STATED TASK:
Repeat all of the data precisely.

□ □ □ □ □ □ □

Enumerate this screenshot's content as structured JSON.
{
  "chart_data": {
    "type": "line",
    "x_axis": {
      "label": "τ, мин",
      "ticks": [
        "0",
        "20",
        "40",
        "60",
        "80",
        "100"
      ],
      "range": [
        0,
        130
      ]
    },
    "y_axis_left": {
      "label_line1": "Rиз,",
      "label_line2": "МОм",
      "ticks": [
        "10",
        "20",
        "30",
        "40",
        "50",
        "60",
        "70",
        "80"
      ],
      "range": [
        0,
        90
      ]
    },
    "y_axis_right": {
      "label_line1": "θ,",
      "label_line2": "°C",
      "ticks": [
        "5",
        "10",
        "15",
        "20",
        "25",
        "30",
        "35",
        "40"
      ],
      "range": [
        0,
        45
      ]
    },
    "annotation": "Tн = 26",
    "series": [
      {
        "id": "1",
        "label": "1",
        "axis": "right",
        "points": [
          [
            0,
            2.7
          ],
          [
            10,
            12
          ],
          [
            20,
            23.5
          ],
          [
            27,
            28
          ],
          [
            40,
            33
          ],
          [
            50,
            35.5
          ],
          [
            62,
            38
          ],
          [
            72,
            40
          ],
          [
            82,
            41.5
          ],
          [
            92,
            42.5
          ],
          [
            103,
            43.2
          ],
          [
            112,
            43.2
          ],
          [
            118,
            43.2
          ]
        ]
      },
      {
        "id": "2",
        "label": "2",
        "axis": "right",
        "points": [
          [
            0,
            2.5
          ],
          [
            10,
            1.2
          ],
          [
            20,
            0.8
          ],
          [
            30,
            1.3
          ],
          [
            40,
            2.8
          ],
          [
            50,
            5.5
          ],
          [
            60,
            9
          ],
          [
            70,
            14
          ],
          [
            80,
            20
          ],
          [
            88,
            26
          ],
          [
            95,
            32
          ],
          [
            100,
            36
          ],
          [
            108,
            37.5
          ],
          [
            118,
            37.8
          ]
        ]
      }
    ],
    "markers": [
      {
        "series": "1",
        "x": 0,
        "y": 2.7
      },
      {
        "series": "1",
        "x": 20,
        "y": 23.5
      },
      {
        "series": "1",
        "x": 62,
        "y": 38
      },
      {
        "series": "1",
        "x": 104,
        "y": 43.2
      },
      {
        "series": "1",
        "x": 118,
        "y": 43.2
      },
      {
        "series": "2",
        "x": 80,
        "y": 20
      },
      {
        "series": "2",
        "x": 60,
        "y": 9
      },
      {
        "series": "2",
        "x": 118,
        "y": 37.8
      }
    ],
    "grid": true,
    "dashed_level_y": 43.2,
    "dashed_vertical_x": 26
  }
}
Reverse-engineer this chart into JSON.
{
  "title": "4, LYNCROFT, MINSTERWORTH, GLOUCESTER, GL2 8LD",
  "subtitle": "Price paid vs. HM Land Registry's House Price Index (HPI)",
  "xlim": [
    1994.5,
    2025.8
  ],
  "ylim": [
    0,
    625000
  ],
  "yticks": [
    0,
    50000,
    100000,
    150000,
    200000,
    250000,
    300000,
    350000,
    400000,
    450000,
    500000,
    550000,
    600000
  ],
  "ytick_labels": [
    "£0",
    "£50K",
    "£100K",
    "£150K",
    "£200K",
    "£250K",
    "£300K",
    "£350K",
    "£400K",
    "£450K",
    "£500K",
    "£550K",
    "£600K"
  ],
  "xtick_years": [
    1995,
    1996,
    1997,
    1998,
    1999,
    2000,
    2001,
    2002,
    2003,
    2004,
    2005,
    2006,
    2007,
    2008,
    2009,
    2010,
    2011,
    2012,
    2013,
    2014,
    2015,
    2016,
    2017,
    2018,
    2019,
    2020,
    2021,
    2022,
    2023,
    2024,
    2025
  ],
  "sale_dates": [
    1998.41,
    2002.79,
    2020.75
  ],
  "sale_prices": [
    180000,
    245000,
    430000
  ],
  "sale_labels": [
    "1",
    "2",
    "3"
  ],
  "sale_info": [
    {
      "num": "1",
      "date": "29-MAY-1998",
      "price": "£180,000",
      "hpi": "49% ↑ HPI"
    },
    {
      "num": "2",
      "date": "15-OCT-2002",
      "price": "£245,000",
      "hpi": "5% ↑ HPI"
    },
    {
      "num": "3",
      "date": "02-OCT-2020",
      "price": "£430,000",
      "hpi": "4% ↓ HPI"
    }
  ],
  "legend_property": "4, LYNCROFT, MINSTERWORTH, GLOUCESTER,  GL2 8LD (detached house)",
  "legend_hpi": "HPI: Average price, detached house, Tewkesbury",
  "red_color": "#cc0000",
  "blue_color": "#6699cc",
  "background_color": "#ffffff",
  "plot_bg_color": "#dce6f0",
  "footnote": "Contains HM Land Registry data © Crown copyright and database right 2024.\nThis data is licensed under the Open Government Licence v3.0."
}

□ □ □ □ □ □ □

CORRECT RESPONSE:
Enumerate this screenshot's content as structured JSON.
{
  "chart_data": {
    "type": "line",
    "x_axis": {
      "label": "τ, мин",
      "ticks": [
        "0",
        "20",
        "40",
        "60",
        "80",
        "100"
      ],
      "range": [
        0,
        130
      ]
    },
    "y_axis_left": {
      "label_line1": "Rиз,",
      "label_line2": "МОм",
      "ticks": [
        "10",
        "20",
        "30",
        "40",
        "50",
        "60",
        "70",
        "80"
      ],
      "range": [
        0,
        90
      ]
    },
    "y_axis_right": {
      "label_line1": "θ,",
      "label_line2": "°C",
      "ticks": [
        "5",
        "10",
        "15",
        "20",
        "25",
        "30",
        "35",
        "40"
      ],
      "range": [
        0,
        45
      ]
    },
    "annotation": "Tн = 26",
    "series": [
      {
        "id": "1",
        "label": "1",
        "axis": "right",
        "points": [
          [
            0,
            2.7
          ],
          [
            10,
            12
          ],
          [
            20,
            23.5
          ],
          [
            27,
            28
          ],
          [
            40,
            33
          ],
          [
            50,
            35.5
          ],
          [
            62,
            38
          ],
          [
            72,
            40
          ],
          [
            82,
            41.5
          ],
          [
            92,
            42.5
          ],
          [
            103,
            43.2
          ],
          [
            112,
            43.2
          ],
          [
            118,
            43.2
          ]
        ]
      },
      {
        "id": "2",
        "label": "2",
        "axis": "right",
        "points": [
          [
            0,
            2.5
          ],
          [
            10,
            1.2
          ],
          [
            20,
            0.8
          ],
          [
            30,
            1.3
          ],
          [
            40,
            2.8
          ],
          [
            50,
            5.5
          ],
          [
            60,
            9
          ],
          [
            70,
            14
          ],
          [
            80,
            20
          ],
          [
            88,
            26
          ],
          [
            95,
            32
          ],
          [
            100,
            36
          ],
          [
            108,
            37.5
          ],
          [
            118,
            37.8
          ]
        ]
      }
    ],
    "markers": [
      {
        "series": "1",
        "x": 0,
        "y": 2.7
      },
      {
        "series": "1",
        "x": 20,
        "y": 23.5
      },
      {
        "series": "1",
        "x": 62,
        "y": 38
      },
      {
        "series": "1",
        "x": 104,
        "y": 43.2
      },
      {
        "series": "1",
        "x": 118,
        "y": 43.2
      },
      {
        "series": "2",
        "x": 80,
        "y": 20
      },
      {
        "series": "2",
        "x": 60,
        "y": 9
      },
      {
        "series": "2",
        "x": 118,
        "y": 37.8
      }
    ],
    "grid": true,
    "dashed_level_y": 43.2,
    "dashed_vertical_x": 26
  }
}
Reverse-engineer this chart into JSON.
{
  "title": "4, LYNCROFT, MINSTERWORTH, GLOUCESTER, GL2 8LD",
  "subtitle": "Price paid vs. HM Land Registry's House Price Index (HPI)",
  "xlim": [
    1994.5,
    2025.8
  ],
  "ylim": [
    0,
    625000
  ],
  "yticks": [
    0,
    50000,
    100000,
    150000,
    200000,
    250000,
    300000,
    350000,
    400000,
    450000,
    500000,
    550000,
    600000
  ],
  "ytick_labels": [
    "£0",
    "£50K",
    "£100K",
    "£150K",
    "£200K",
    "£250K",
    "£300K",
    "£350K",
    "£400K",
    "£450K",
    "£500K",
    "£550K",
    "£600K"
  ],
  "xtick_years": [
    1995,
    1996,
    1997,
    1998,
    1999,
    2000,
    2001,
    2002,
    2003,
    2004,
    2005,
    2006,
    2007,
    2008,
    2009,
    2010,
    2011,
    2012,
    2013,
    2014,
    2015,
    2016,
    2017,
    2018,
    2019,
    2020,
    2021,
    2022,
    2023,
    2024,
    2025
  ],
  "sale_dates": [
    1998.41,
    2002.79,
    2020.75
  ],
  "sale_prices": [
    180000,
    245000,
    430000
  ],
  "sale_labels": [
    "1",
    "2",
    "3"
  ],
  "sale_info": [
    {
      "num": "1",
      "date": "29-MAY-1998",
      "price": "£180,000",
      "hpi": "49% ↑ HPI"
    },
    {
      "num": "2",
      "date": "15-OCT-2002",
      "price": "£245,000",
      "hpi": "5% ↑ HPI"
    },
    {
      "num": "3",
      "date": "02-OCT-2020",
      "price": "£430,000",
      "hpi": "4% ↓ HPI"
    }
  ],
  "legend_property": "4, LYNCROFT, MINSTERWORTH, GLOUCESTER,  GL2 8LD (detached house)",
  "legend_hpi": "HPI: Average price, detached house, Tewkesbury",
  "red_color": "#cc0000",
  "blue_color": "#6699cc",
  "background_color": "#ffffff",
  "plot_bg_color": "#dce6f0",
  "footnote": "Contains HM Land Registry data © Crown copyright and database right 2024.\nThis data is licensed under the Open Government Licence v3.0."
}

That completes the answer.